#### Exercise objective
Would you write out the listing verbatim and skip every picture in it?

#### Task input
========================

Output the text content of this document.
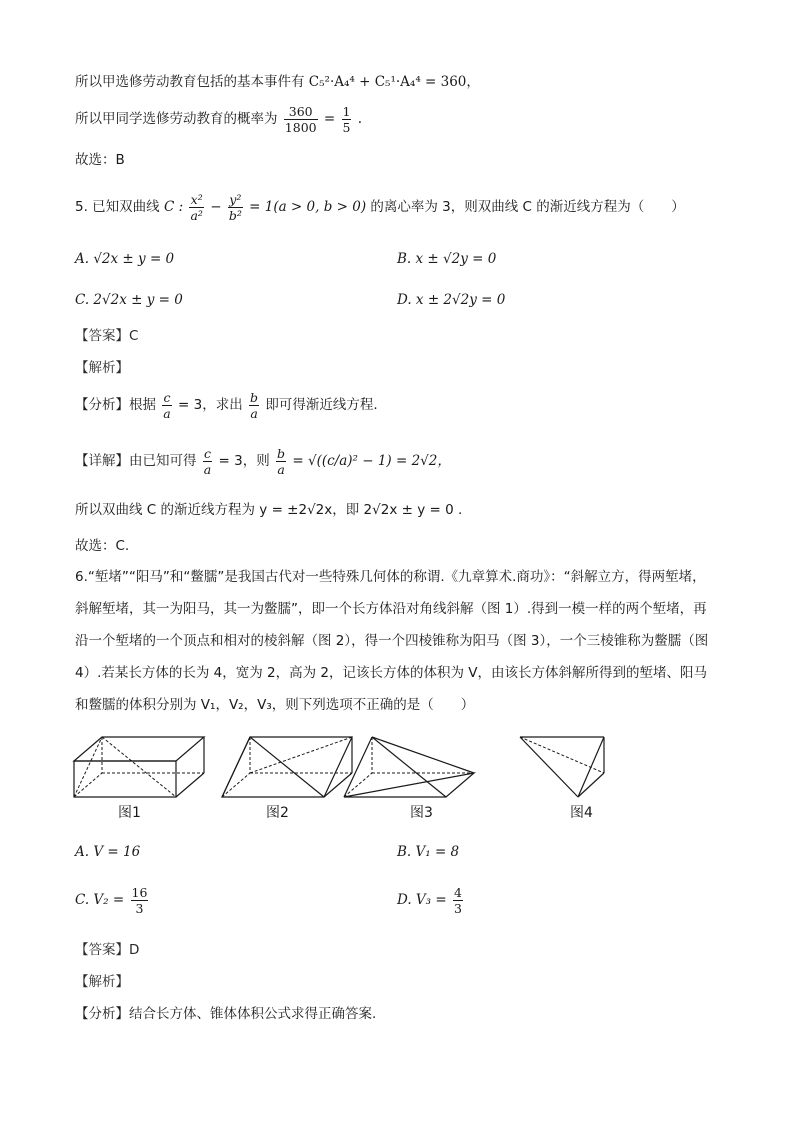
所以甲选修劳动教育包括的基本事件有 C₅²·A₄⁴ + C₅¹·A₄⁴ = 360，
所以甲同学选修劳动教育的概率为 $\frac{360}{1800} = \frac{1}{5}$ .
故选：B
5. 已知双曲线 C : $\frac{\text{x²}}{\text{a²}} - \frac{\text{y²}}{\text{b²}} = 1(a > 0$, b > 0) 的离心率为 3，则双曲线 C 的渐近线方程为（　　）
A. √2x ± y = 0	B. x ± √2y = 0
C. 2√2x ± y = 0	D. x ± 2√2y = 0
【答案】C
【解析】
【分析】根据 $\frac{c}{a} = 3$，求出 $\frac{b}{a}$ 即可得渐近线方程.
【详解】由已知可得 $\frac{c}{a} = 3$，则 $\frac{b}{a} = √((c/a)^2 - 1) = 2√2$，
所以双曲线 C 的渐近线方程为 y = ±2√2x，即 2√2x ± y = 0 .
故选：C.
6.“堑堵”“阳马”和“鳖臑”是我国古代对一些特殊几何体的称谓.《九章算术.商功》：“斜解立方，得两堑堵，
斜解堑堵，其一为阳马，其一为鳖臑”，即一个长方体沿对角线斜解（图 1）.得到一模一样的两个堑堵，再
沿一个堑堵的一个顶点和相对的棱斜解（图 2），得一个四棱锥称为阳马（图 3），一个三棱锥称为鳖臑（图
4）.若某长方体的长为 4，宽为 2，高为 2，记该长方体的体积为 V，由该长方体斜解所得到的堑堵、阳马
和鳖臑的体积分别为 V₁，V₂，V₃，则下列选项不正确的是（　　）
图1	图2	图3	图4
A. V = 16	B. V₁ = 8
C. $V_2 = \frac{16}{3}$	D. $V_3 = \frac{4}{3}$
【答案】D
【解析】
【分析】结合长方体、锥体体积公式求得正确答案.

========================

#### Solution for this problem
Output the text content of this document.
所以甲选修劳动教育包括的基本事件有 C₅²·A₄⁴ + C₅¹·A₄⁴ = 360，
所以甲同学选修劳动教育的概率为 $\frac{360}{1800} = \frac{1}{5}$ .
故选：B
5. 已知双曲线 C : $\frac{\text{x²}}{\text{a²}} - \frac{\text{y²}}{\text{b²}} = 1(a > 0$, b > 0) 的离心率为 3，则双曲线 C 的渐近线方程为（　　）
A. √2x ± y = 0	B. x ± √2y = 0
C. 2√2x ± y = 0	D. x ± 2√2y = 0
【答案】C
【解析】
【分析】根据 $\frac{c}{a} = 3$，求出 $\frac{b}{a}$ 即可得渐近线方程.
【详解】由已知可得 $\frac{c}{a} = 3$，则 $\frac{b}{a} = √((c/a)^2 - 1) = 2√2$，
所以双曲线 C 的渐近线方程为 y = ±2√2x，即 2√2x ± y = 0 .
故选：C.
6.“堑堵”“阳马”和“鳖臑”是我国古代对一些特殊几何体的称谓.《九章算术.商功》：“斜解立方，得两堑堵，
斜解堑堵，其一为阳马，其一为鳖臑”，即一个长方体沿对角线斜解（图 1）.得到一模一样的两个堑堵，再
沿一个堑堵的一个顶点和相对的棱斜解（图 2），得一个四棱锥称为阳马（图 3），一个三棱锥称为鳖臑（图
4）.若某长方体的长为 4，宽为 2，高为 2，记该长方体的体积为 V，由该长方体斜解所得到的堑堵、阳马
和鳖臑的体积分别为 V₁，V₂，V₃，则下列选项不正确的是（　　）
图1	图2	图3	图4
A. V = 16	B. V₁ = 8
C. $V_2 = \frac{16}{3}$	D. $V_3 = \frac{4}{3}$
【答案】D
【解析】
【分析】结合长方体、锥体体积公式求得正确答案.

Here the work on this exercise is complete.